Each entry below should be echoed exactly, with pictures omitted.

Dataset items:
--- Start ---

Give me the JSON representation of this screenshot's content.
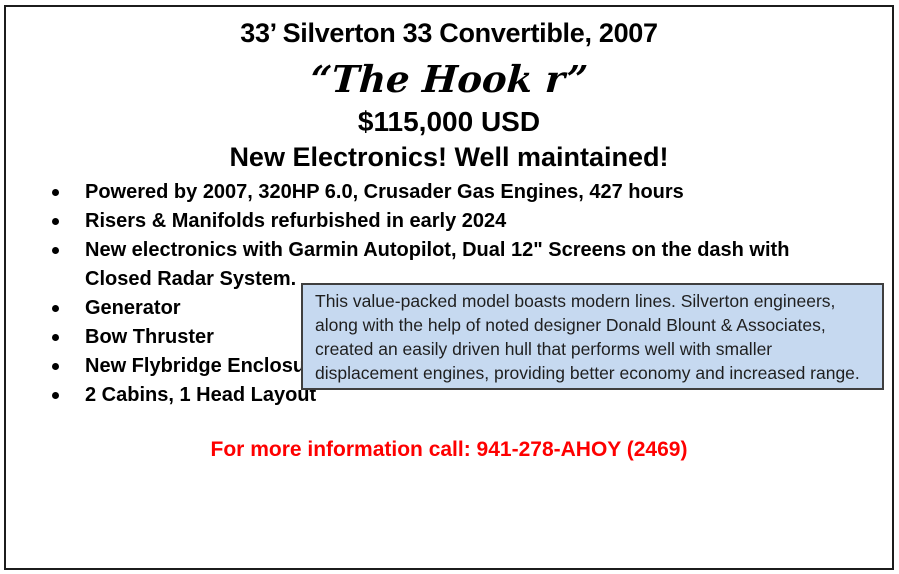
{
  "flyer": {
    "title": "33’ Silverton 33 Convertible, 2007",
    "boat_name": "“The Hook r”",
    "price": "$115,000 USD",
    "highlight": "New Electronics! Well maintained!",
    "features": [
      "Powered by 2007, 320HP 6.0, Crusader Gas Engines, 427 hours",
      "Risers & Manifolds refurbished in early 2024",
      "New electronics with Garmin Autopilot, Dual 12\" Screens on the dash with\nClosed Radar System.",
      "Generator",
      "Bow Thruster",
      "New Flybridge Enclosure",
      "2 Cabins, 1 Head Layout"
    ],
    "callout_text": "This value-packed model boasts modern lines. Silverton engineers,\nalong with the help of noted designer Donald Blount & Associates,\ncreated an easily driven hull that performs well with smaller\ndisplacement engines, providing better economy and increased range.",
    "contact": "For more information call: 941-278-AHOY (2469)"
  },
  "colors": {
    "callout_background": "#c6d9f0",
    "callout_border": "#3f3f3f",
    "contact_text": "#fe0000",
    "body_text": "#000000",
    "page_border": "#1c1c1c"
  }
}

--- End ---

> [Answer to this problem]
Give me the JSON representation of this screenshot's content.
{
  "flyer": {
    "title": "33’ Silverton 33 Convertible, 2007",
    "boat_name": "“The Hook r”",
    "price": "$115,000 USD",
    "highlight": "New Electronics! Well maintained!",
    "features": [
      "Powered by 2007, 320HP 6.0, Crusader Gas Engines, 427 hours",
      "Risers & Manifolds refurbished in early 2024",
      "New electronics with Garmin Autopilot, Dual 12\" Screens on the dash with\nClosed Radar System.",
      "Generator",
      "Bow Thruster",
      "New Flybridge Enclosure",
      "2 Cabins, 1 Head Layout"
    ],
    "callout_text": "This value-packed model boasts modern lines. Silverton engineers,\nalong with the help of noted designer Donald Blount & Associates,\ncreated an easily driven hull that performs well with smaller\ndisplacement engines, providing better economy and increased range.",
    "contact": "For more information call: 941-278-AHOY (2469)"
  },
  "colors": {
    "callout_background": "#c6d9f0",
    "callout_border": "#3f3f3f",
    "contact_text": "#fe0000",
    "body_text": "#000000",
    "page_border": "#1c1c1c"
  }
}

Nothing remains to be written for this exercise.